Lines of data
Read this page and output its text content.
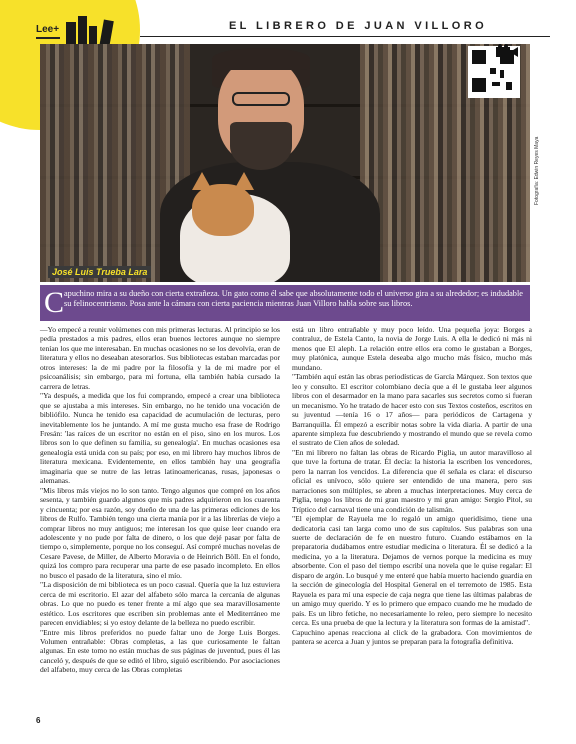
Lee+	EL LIBRERO DE JUAN VILLORO
José Luis Trueba Lara
Fotografía: Edwin Reyes Maya
C apuchino mira a su dueño con cierta extrañeza. Un gato como él sabe que absolutamente todo el universo gira a su alrededor; es indudable su felinocentrismo. Posa ante la cámara con cierta paciencia mientras Juan Villoro habla sobre sus libros.

—Yo empecé a reunir volúmenes con mis primeras lecturas. Al principio se los pedía prestados a mis padres, ellos eran buenos lectores aunque no siempre tenían los que me interesaban. En muchas ocasiones no se los devolvía, eran de literatura y ellos no deseaban atesorarlos. Sus bibliotecas estaban marcadas por otros intereses: la de mi padre por la filosofía y la de mi madre por el psicoanálisis; sin embargo, para mi fortuna, ella también había cursado la carrera de letras.

"Ya después, a medida que los fui comprando, empecé a crear una biblioteca que se ajustaba a mis intereses. Sin embargo, no he tenido una vocación de bibliófilo. Nunca he tenido esa capacidad de acumulación de lecturas, pero inevitablemente los he juntando. A mí me gusta mucho esa frase de Rodrigo Fresán: 'las raíces de un escritor no están en el piso, sino en los muros. Los libros son lo que definen su familia, su genealogía'. En muchas ocasiones esa genealogía está unida con su país; por eso, en mi librero hay muchos libros de literatura mexicana. Evidentemente, en ellos también hay una geografía imaginaria que se nutre de las letras latinoamericanas, rusas, japonesas o alemanas.

"Mis libros más viejos no lo son tanto. Tengo algunos que compré en los años sesenta, y también guardo algunos que mis padres adquirieron en los cuarenta y cincuenta; por esa razón, soy dueño de una de las primeras ediciones de los libros de Rulfo. También tengo una cierta manía por ir a las librerías de viejo a comprar libros no muy antiguos; me interesan los que quise leer cuando era adolescente y no pude por falta de dinero, o los que dejé pasar por falta de tiempo o, simplemente, porque no los conseguí. Así compré muchas novelas de Cesare Pavese, de Miller, de Alberto Moravia o de Heinrich Böll. En el fondo, quizá los compro para recuperar una parte de ese pasado incompleto. En ellos no busco el pasado de la literatura, sino el mío.

"La disposición de mi biblioteca es un poco casual. Quería que la luz estuviera cerca de mi escritorio. El azar del alfabeto sólo marca la cercanía de algunas obras. Lo que no puedo es tener frente a mí algo que sea maravillosamente estético. Los escritores que escriben sin problemas ante el Mediterráneo me parecen envidiables; si yo estoy delante de la belleza no puedo escribir.

"Entre mis libros preferidos no puede faltar uno de Jorge Luis Borges. Volumen entrañable: Obras completas, a las que curiosamente le faltan algunas. En este tomo no están muchas de sus páginas de juventud, pues él las canceló y, después de que se editó el libro, siguió escribiendo. Por asociaciones del alfabeto, muy cerca de las Obras completas

está un libro entrañable y muy poco leído. Una pequeña joya: Borges a contraluz, de Estela Canto, la novia de Jorge Luis. A ella le dedicó ni más ni menos que El aleph. La relación entre ellos era como le gustaban a Borges, muy platónica, aunque Estela deseaba algo mucho más físico, mucho más mundano.

"También aquí están las obras periodísticas de García Márquez. Son textos que leo y consulto. El escritor colombiano decía que a él le gustaba leer algunos libros con el desarmador en la mano para sacarles sus secretos como si fueran un mecanismo. Yo he tratado de hacer esto con sus Textos costeños, escritos en su juventud —tenía 16 o 17 años— para periódicos de Cartagena y Barranquilla. Él empezó a escribir notas sobre la vida diaria. A partir de una aparente simpleza fue descubriendo y mostrando el mundo que se revela como el sustrato de Cien años de soledad.

"En mi librero no faltan las obras de Ricardo Piglia, un autor maravilloso al que tuve la fortuna de tratar. Él decía: la historia la escriben los vencedores, pero la narran los vencidos. La diferencia que él señala es clara: el discurso oficial es unívoco, sólo quiere ser entendido de una manera, pero sus narraciones son múltiples, se abren a muchas interpretaciones. Muy cerca de Piglia, tengo los libros de mi gran maestro y mi gran amigo: Sergio Pitol, su Tríptico del carnaval tiene una condición de talismán.

"El ejemplar de Rayuela me lo regaló un amigo queridísimo, tiene una dedicatoria casi tan larga como uno de sus capítulos. Sus palabras son una suerte de declaración de fe en nuestro futuro. Cuando estábamos en la preparatoria dudábamos entre estudiar medicina o literatura. Él se dedicó a la medicina, yo a la literatura. Dejamos de vernos porque la medicina es muy absorbente. Con el paso del tiempo escribí una novela que le quise regalar: El disparo de argón. Lo busqué y me enteré que había muerto haciendo guardia en la sección de ginecología del Hospital General en el terremoto de 1985. Esta Rayuela es para mí una especie de caja negra que tiene las últimas palabras de un amigo muy querido. Y es lo primero que empaco cuando me he mudado de país. Es un libro fetiche, no necesariamente lo releo, pero siempre lo necesito cerca. Es una prueba de que la lectura y la literatura son formas de la amistad".

Capuchino apenas reacciona al click de la grabadora. Con movimientos de pantera se acerca a Juan y juntos se preparan para la fotografía definitiva.

6
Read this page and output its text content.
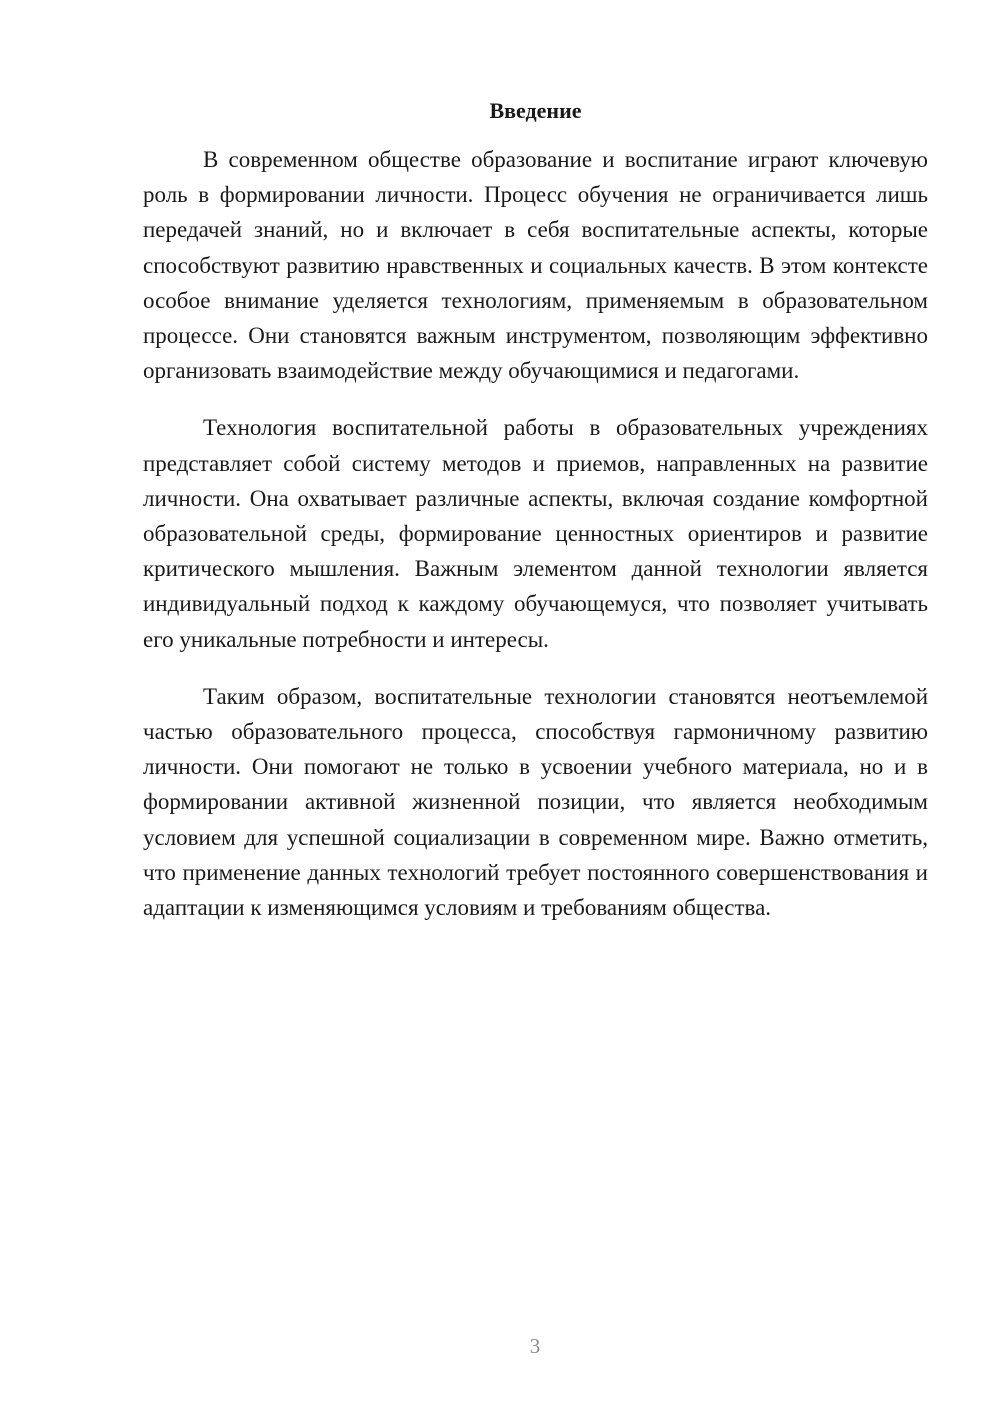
Введение

В современном обществе образование и воспитание играют ключевую роль в формировании личности. Процесс обучения не ограничивается лишь передачей знаний, но и включает в себя воспитательные аспекты, которые способствуют развитию нравственных и социальных качеств. В этом контексте особое внимание уделяется технологиям, применяемым в образовательном процессе. Они становятся важным инструментом, позволяющим эффективно организовать взаимодействие между обучающимися и педагогами.

Технология воспитательной работы в образовательных учреждениях представляет собой систему методов и приемов, направленных на развитие личности. Она охватывает различные аспекты, включая создание комфортной образовательной среды, формирование ценностных ориентиров и развитие критического мышления. Важным элементом данной технологии является индивидуальный подход к каждому обучающемуся, что позволяет учитывать его уникальные потребности и интересы.

Таким образом, воспитательные технологии становятся неотъемлемой частью образовательного процесса, способствуя гармоничному развитию личности. Они помогают не только в усвоении учебного материала, но и в формировании активной жизненной позиции, что является необходимым условием для успешной социализации в современном мире. Важно отметить, что применение данных технологий требует постоянного совершенствования и адаптации к изменяющимся условиям и требованиям общества.

3
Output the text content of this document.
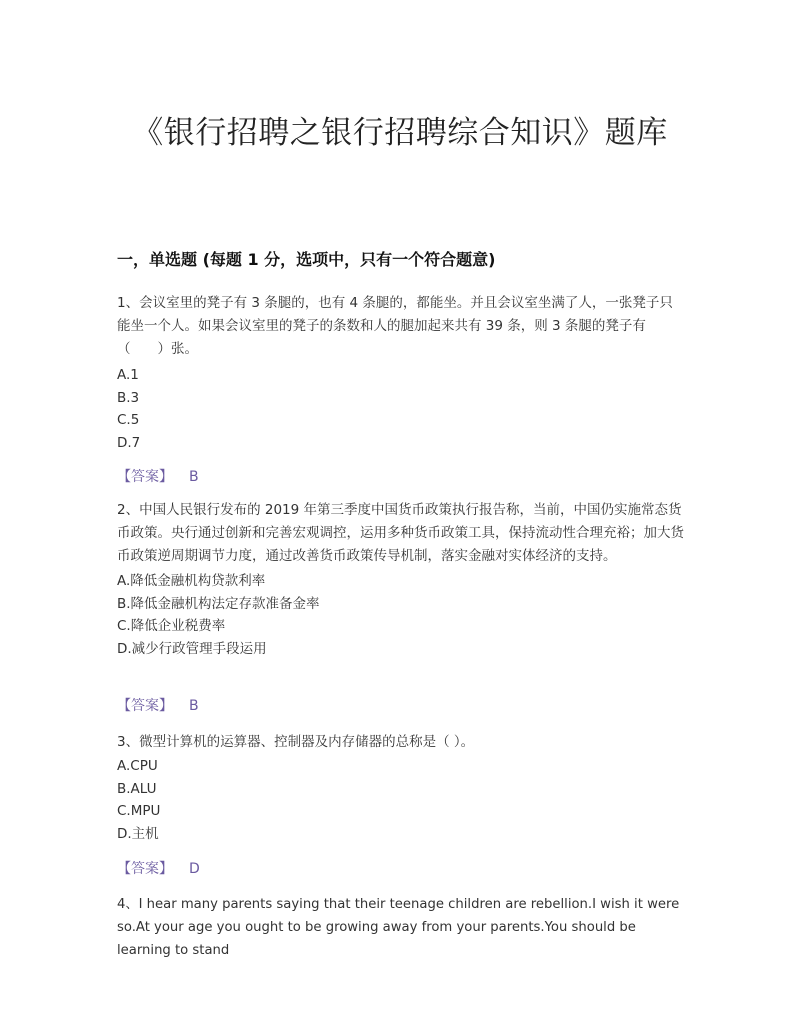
《银行招聘之银行招聘综合知识》题库
一，单选题 (每题 1 分，选项中，只有一个符合题意)

1、会议室里的凳子有 3 条腿的，也有 4 条腿的，都能坐。并且会议室坐满了人，一张凳子只能坐一个人。如果会议室里的凳子的条数和人的腿加起来共有 39 条，则 3 条腿的凳子有（　　）张。

A.1
B.3
C.5
D.7
【答案】 B

2、中国人民银行发布的 2019 年第三季度中国货币政策执行报告称，当前，中国仍实施常态货币政策。央行通过创新和完善宏观调控，运用多种货币政策工具，保持流动性合理充裕；加大货币政策逆周期调节力度，通过改善货币政策传导机制，落实金融对实体经济的支持。

A.降低金融机构贷款利率
B.降低金融机构法定存款准备金率
C.降低企业税费率
D.减少行政管理手段运用
【答案】 B

3、微型计算机的运算器、控制器及内存储器的总称是（ ）。

A.CPU
B.ALU
C.MPU
D.主机
【答案】 D

4、I hear many parents saying that their teenage children are rebellion.I wish it were so.At your age you ought to be growing away from your parents.You should be learning to stand
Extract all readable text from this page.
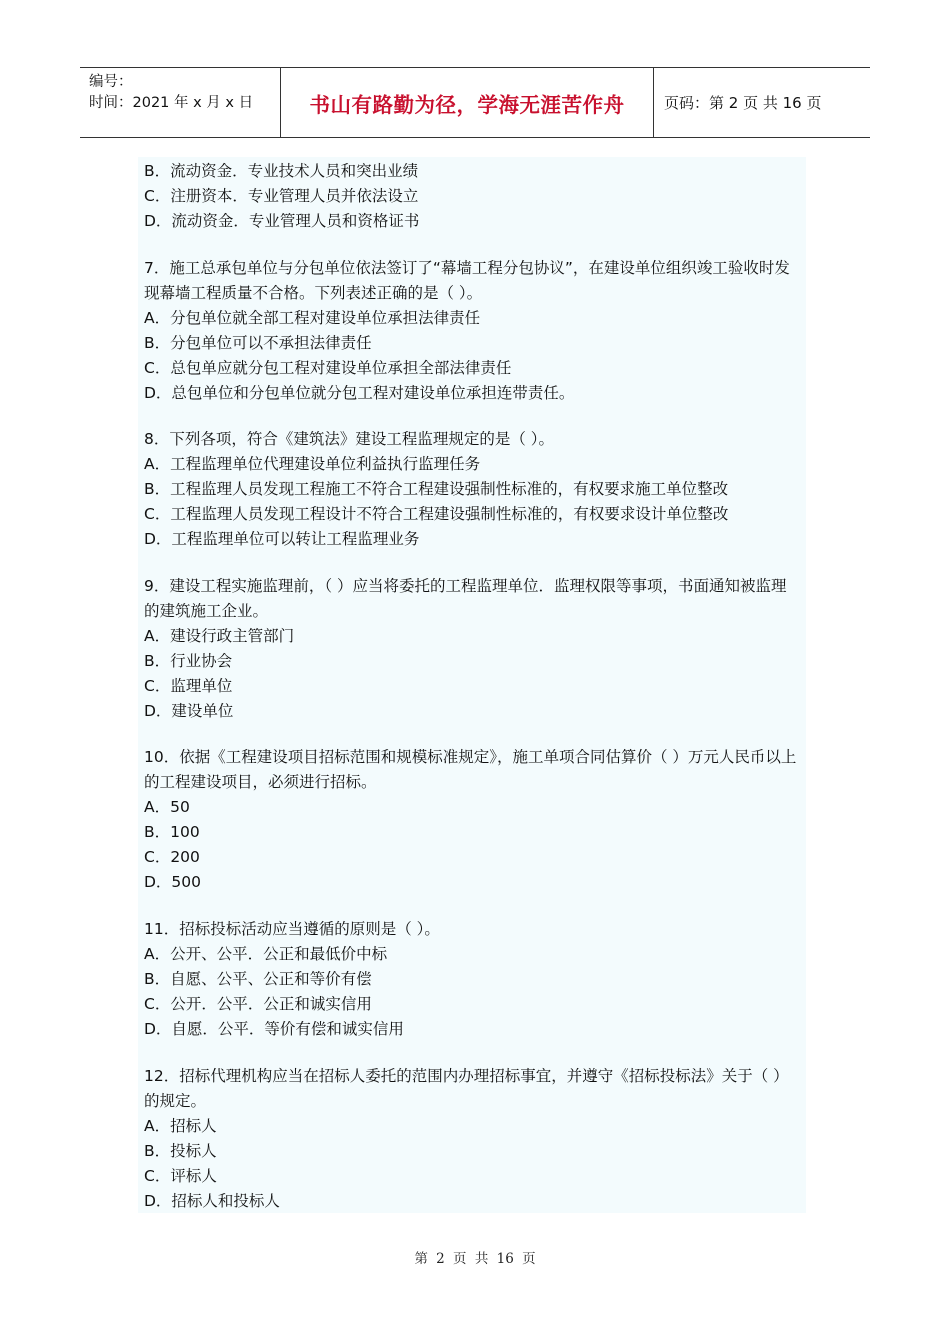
编号：
时间：2021 年 x 月 x 日	书山有路勤为径，学海无涯苦作舟	页码：第 2 页 共 16 页
B．流动资金．专业技术人员和突出业绩
C．注册资本．专业管理人员并依法设立
D．流动资金．专业管理人员和资格证书
7．施工总承包单位与分包单位依法签订了“幕墙工程分包协议”，在建设单位组织竣工验收时发现幕墙工程质量不合格。下列表述正确的是（ ）。
A．分包单位就全部工程对建设单位承担法律责任
B．分包单位可以不承担法律责任
C．总包单应就分包工程对建设单位承担全部法律责任
D．总包单位和分包单位就分包工程对建设单位承担连带责任。
8．下列各项，符合《建筑法》建设工程监理规定的是（ ）。
A．工程监理单位代理建设单位利益执行监理任务
B．工程监理人员发现工程施工不符合工程建设强制性标准的，有权要求施工单位整改
C．工程监理人员发现工程设计不符合工程建设强制性标准的，有权要求设计单位整改
D．工程监理单位可以转让工程监理业务
9．建设工程实施监理前，（ ）应当将委托的工程监理单位．监理权限等事项，书面通知被监理的建筑施工企业。
A．建设行政主管部门
B．行业协会
C．监理单位
D．建设单位
10．依据《工程建设项目招标范围和规模标准规定》，施工单项合同估算价（ ）万元人民币以上的工程建设项目，必须进行招标。
A．50
B．100
C．200
D．500
11．招标投标活动应当遵循的原则是（ ）。
A．公开、公平．公正和最低价中标
B．自愿、公平、公正和等价有偿
C．公开．公平．公正和诚实信用
D．自愿．公平．等价有偿和诚实信用
12．招标代理机构应当在招标人委托的范围内办理招标事宜，并遵守《招标投标法》关于（ ）的规定。
A．招标人
B．投标人
C．评标人
D．招标人和投标人
第 2 页 共 16 页
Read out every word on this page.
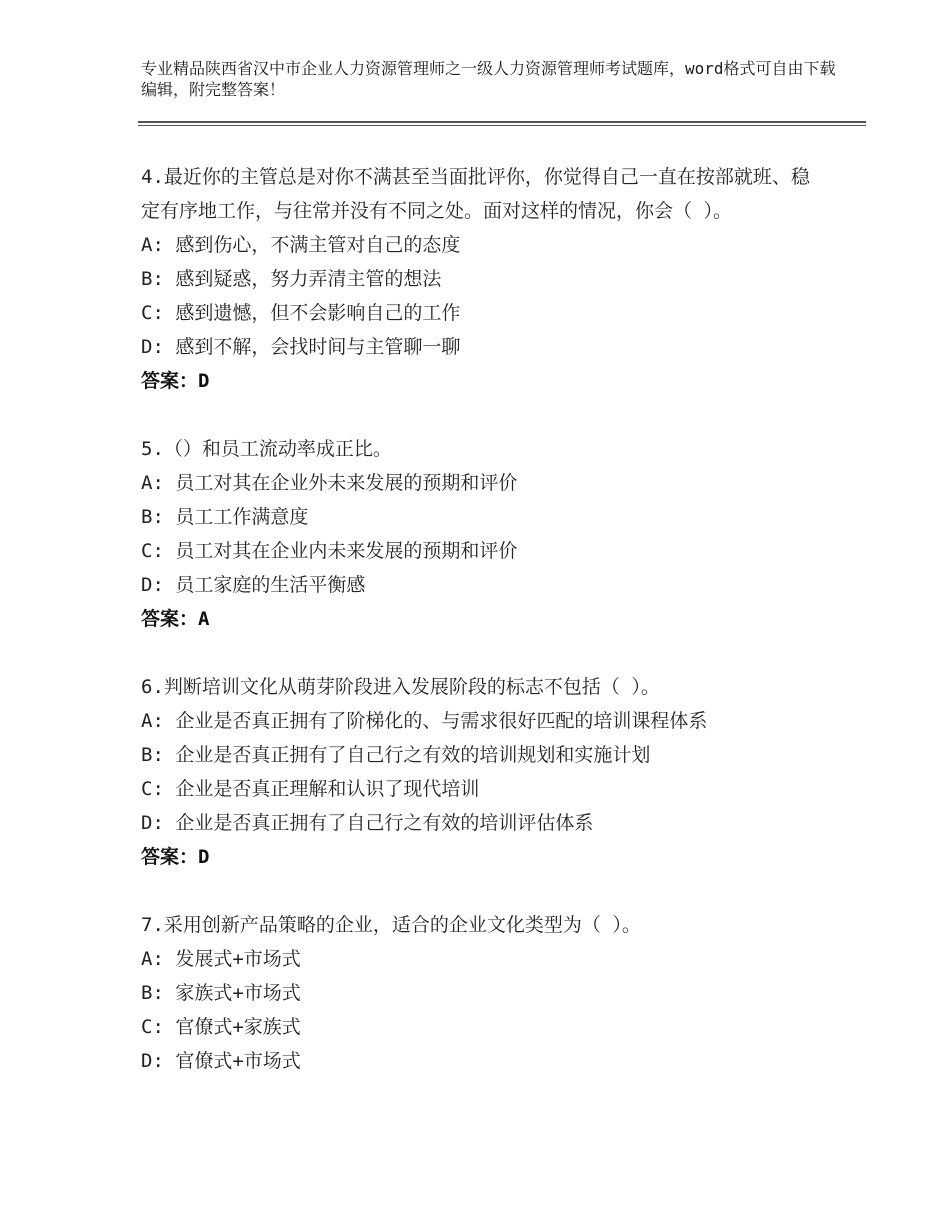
专业精品陕西省汉中市企业人力资源管理师之一级人力资源管理师考试题库，word格式可自由下载编辑，附完整答案！

4.最近你的主管总是对你不满甚至当面批评你，你觉得自己一直在按部就班、稳定有序地工作，与往常并没有不同之处。面对这样的情况，你会（ ）。

A: 感到伤心，不满主管对自己的态度

B: 感到疑惑，努力弄清主管的想法

C: 感到遗憾，但不会影响自己的工作

D: 感到不解，会找时间与主管聊一聊

答案：D

5.（）和员工流动率成正比。

A: 员工对其在企业外未来发展的预期和评价

B: 员工工作满意度

C: 员工对其在企业内未来发展的预期和评价

D: 员工家庭的生活平衡感

答案：A

6.判断培训文化从萌芽阶段进入发展阶段的标志不包括（ ）。

A: 企业是否真正拥有了阶梯化的、与需求很好匹配的培训课程体系

B: 企业是否真正拥有了自己行之有效的培训规划和实施计划

C: 企业是否真正理解和认识了现代培训

D: 企业是否真正拥有了自己行之有效的培训评估体系

答案：D

7.采用创新产品策略的企业，适合的企业文化类型为（ ）。

A: 发展式+市场式

B: 家族式+市场式

C: 官僚式+家族式

D: 官僚式+市场式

◆ Given exercise: Search the material above for "流动资金". Pull out each line where it shows up.

◆ Solution below:
B．流动资金．专业技术人员和突出业绩
D．流动资金．专业管理人员和资格证书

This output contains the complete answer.